======== The data
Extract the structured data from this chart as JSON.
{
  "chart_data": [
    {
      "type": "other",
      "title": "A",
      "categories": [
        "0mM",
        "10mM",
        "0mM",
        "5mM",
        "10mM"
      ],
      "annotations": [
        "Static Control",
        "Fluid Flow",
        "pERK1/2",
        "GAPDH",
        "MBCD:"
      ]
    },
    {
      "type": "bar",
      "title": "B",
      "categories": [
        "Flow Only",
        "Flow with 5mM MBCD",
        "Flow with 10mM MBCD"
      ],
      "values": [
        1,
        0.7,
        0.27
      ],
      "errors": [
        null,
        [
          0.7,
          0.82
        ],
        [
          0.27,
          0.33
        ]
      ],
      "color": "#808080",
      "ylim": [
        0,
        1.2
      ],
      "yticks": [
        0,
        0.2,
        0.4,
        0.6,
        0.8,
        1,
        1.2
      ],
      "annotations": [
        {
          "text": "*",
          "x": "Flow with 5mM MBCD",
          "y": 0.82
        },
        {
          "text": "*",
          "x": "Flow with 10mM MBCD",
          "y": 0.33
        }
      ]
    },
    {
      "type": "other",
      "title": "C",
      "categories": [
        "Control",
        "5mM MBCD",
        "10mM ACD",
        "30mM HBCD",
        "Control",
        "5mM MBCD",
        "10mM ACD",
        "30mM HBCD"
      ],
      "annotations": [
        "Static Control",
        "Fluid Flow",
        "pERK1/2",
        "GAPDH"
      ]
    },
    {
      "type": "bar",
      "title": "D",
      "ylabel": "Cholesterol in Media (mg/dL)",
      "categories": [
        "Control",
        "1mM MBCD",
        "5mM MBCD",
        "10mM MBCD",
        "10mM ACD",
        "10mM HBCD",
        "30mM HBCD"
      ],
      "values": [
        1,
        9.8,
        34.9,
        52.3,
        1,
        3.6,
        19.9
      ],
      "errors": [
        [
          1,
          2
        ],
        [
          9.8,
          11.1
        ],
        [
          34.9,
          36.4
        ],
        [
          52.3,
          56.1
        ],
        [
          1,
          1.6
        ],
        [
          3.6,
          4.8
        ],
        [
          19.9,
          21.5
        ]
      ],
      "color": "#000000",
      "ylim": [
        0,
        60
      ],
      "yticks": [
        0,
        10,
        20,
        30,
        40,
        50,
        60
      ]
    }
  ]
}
================
- _Work to be completed_
Extract the full listing and reproduce each line exactly.

- _Problem solution_
Extract the structured data from this chart as JSON.
{
  "chart_data": [
    {
      "type": "other",
      "title": "A",
      "categories": [
        "0mM",
        "10mM",
        "0mM",
        "5mM",
        "10mM"
      ],
      "annotations": [
        "Static Control",
        "Fluid Flow",
        "pERK1/2",
        "GAPDH",
        "MBCD:"
      ]
    },
    {
      "type": "bar",
      "title": "B",
      "categories": [
        "Flow Only",
        "Flow with 5mM MBCD",
        "Flow with 10mM MBCD"
      ],
      "values": [
        1,
        0.7,
        0.27
      ],
      "errors": [
        null,
        [
          0.7,
          0.82
        ],
        [
          0.27,
          0.33
        ]
      ],
      "color": "#808080",
      "ylim": [
        0,
        1.2
      ],
      "yticks": [
        0,
        0.2,
        0.4,
        0.6,
        0.8,
        1,
        1.2
      ],
      "annotations": [
        {
          "text": "*",
          "x": "Flow with 5mM MBCD",
          "y": 0.82
        },
        {
          "text": "*",
          "x": "Flow with 10mM MBCD",
          "y": 0.33
        }
      ]
    },
    {
      "type": "other",
      "title": "C",
      "categories": [
        "Control",
        "5mM MBCD",
        "10mM ACD",
        "30mM HBCD",
        "Control",
        "5mM MBCD",
        "10mM ACD",
        "30mM HBCD"
      ],
      "annotations": [
        "Static Control",
        "Fluid Flow",
        "pERK1/2",
        "GAPDH"
      ]
    },
    {
      "type": "bar",
      "title": "D",
      "ylabel": "Cholesterol in Media (mg/dL)",
      "categories": [
        "Control",
        "1mM MBCD",
        "5mM MBCD",
        "10mM MBCD",
        "10mM ACD",
        "10mM HBCD",
        "30mM HBCD"
      ],
      "values": [
        1,
        9.8,
        34.9,
        52.3,
        1,
        3.6,
        19.9
      ],
      "errors": [
        [
          1,
          2
        ],
        [
          9.8,
          11.1
        ],
        [
          34.9,
          36.4
        ],
        [
          52.3,
          56.1
        ],
        [
          1,
          1.6
        ],
        [
          3.6,
          4.8
        ],
        [
          19.9,
          21.5
        ]
      ],
      "color": "#000000",
      "ylim": [
        0,
        60
      ],
      "yticks": [
        0,
        10,
        20,
        30,
        40,
        50,
        60
      ]
    }
  ]
}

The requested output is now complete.